* _AIM_
Copy every entry exactly as given, minus the images.

* _Stored data_
START
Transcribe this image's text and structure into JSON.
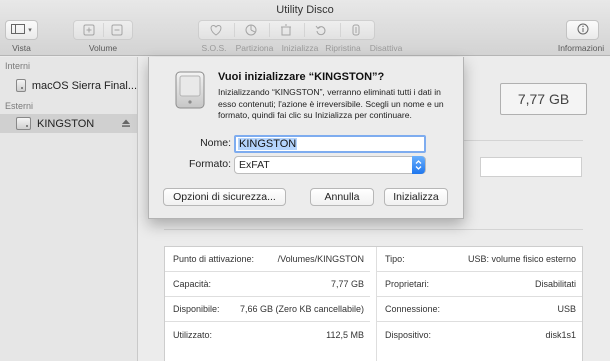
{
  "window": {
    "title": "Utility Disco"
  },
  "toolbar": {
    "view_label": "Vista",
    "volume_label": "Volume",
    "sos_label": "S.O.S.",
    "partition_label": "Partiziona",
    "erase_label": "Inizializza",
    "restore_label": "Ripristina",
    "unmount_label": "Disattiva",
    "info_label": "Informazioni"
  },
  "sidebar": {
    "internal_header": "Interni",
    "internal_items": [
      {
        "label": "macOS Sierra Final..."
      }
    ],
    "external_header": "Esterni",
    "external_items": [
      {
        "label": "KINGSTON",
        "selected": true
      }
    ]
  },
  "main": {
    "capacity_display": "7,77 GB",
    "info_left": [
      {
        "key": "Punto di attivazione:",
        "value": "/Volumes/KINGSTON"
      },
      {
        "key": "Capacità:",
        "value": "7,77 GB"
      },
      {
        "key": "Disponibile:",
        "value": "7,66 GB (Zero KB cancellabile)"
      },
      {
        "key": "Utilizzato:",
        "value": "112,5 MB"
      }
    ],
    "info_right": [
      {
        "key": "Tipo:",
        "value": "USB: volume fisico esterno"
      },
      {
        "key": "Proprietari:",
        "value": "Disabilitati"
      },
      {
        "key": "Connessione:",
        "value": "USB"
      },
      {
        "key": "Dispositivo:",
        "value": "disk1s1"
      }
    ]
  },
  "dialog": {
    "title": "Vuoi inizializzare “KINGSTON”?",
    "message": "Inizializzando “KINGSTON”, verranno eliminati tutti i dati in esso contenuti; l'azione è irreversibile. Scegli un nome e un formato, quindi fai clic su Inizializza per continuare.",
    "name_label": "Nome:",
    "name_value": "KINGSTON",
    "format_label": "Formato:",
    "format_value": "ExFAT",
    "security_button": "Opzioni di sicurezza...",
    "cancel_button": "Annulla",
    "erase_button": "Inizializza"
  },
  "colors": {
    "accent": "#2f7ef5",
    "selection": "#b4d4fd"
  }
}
END
* _TASK RESPONSE_
Transcribe this image's text and structure into JSON.
{
  "window": {
    "title": "Utility Disco"
  },
  "toolbar": {
    "view_label": "Vista",
    "volume_label": "Volume",
    "sos_label": "S.O.S.",
    "partition_label": "Partiziona",
    "erase_label": "Inizializza",
    "restore_label": "Ripristina",
    "unmount_label": "Disattiva",
    "info_label": "Informazioni"
  },
  "sidebar": {
    "internal_header": "Interni",
    "internal_items": [
      {
        "label": "macOS Sierra Final..."
      }
    ],
    "external_header": "Esterni",
    "external_items": [
      {
        "label": "KINGSTON",
        "selected": true
      }
    ]
  },
  "main": {
    "capacity_display": "7,77 GB",
    "info_left": [
      {
        "key": "Punto di attivazione:",
        "value": "/Volumes/KINGSTON"
      },
      {
        "key": "Capacità:",
        "value": "7,77 GB"
      },
      {
        "key": "Disponibile:",
        "value": "7,66 GB (Zero KB cancellabile)"
      },
      {
        "key": "Utilizzato:",
        "value": "112,5 MB"
      }
    ],
    "info_right": [
      {
        "key": "Tipo:",
        "value": "USB: volume fisico esterno"
      },
      {
        "key": "Proprietari:",
        "value": "Disabilitati"
      },
      {
        "key": "Connessione:",
        "value": "USB"
      },
      {
        "key": "Dispositivo:",
        "value": "disk1s1"
      }
    ]
  },
  "dialog": {
    "title": "Vuoi inizializzare “KINGSTON”?",
    "message": "Inizializzando “KINGSTON”, verranno eliminati tutti i dati in esso contenuti; l'azione è irreversibile. Scegli un nome e un formato, quindi fai clic su Inizializza per continuare.",
    "name_label": "Nome:",
    "name_value": "KINGSTON",
    "format_label": "Formato:",
    "format_value": "ExFAT",
    "security_button": "Opzioni di sicurezza...",
    "cancel_button": "Annulla",
    "erase_button": "Inizializza"
  },
  "colors": {
    "accent": "#2f7ef5",
    "selection": "#b4d4fd"
  }
}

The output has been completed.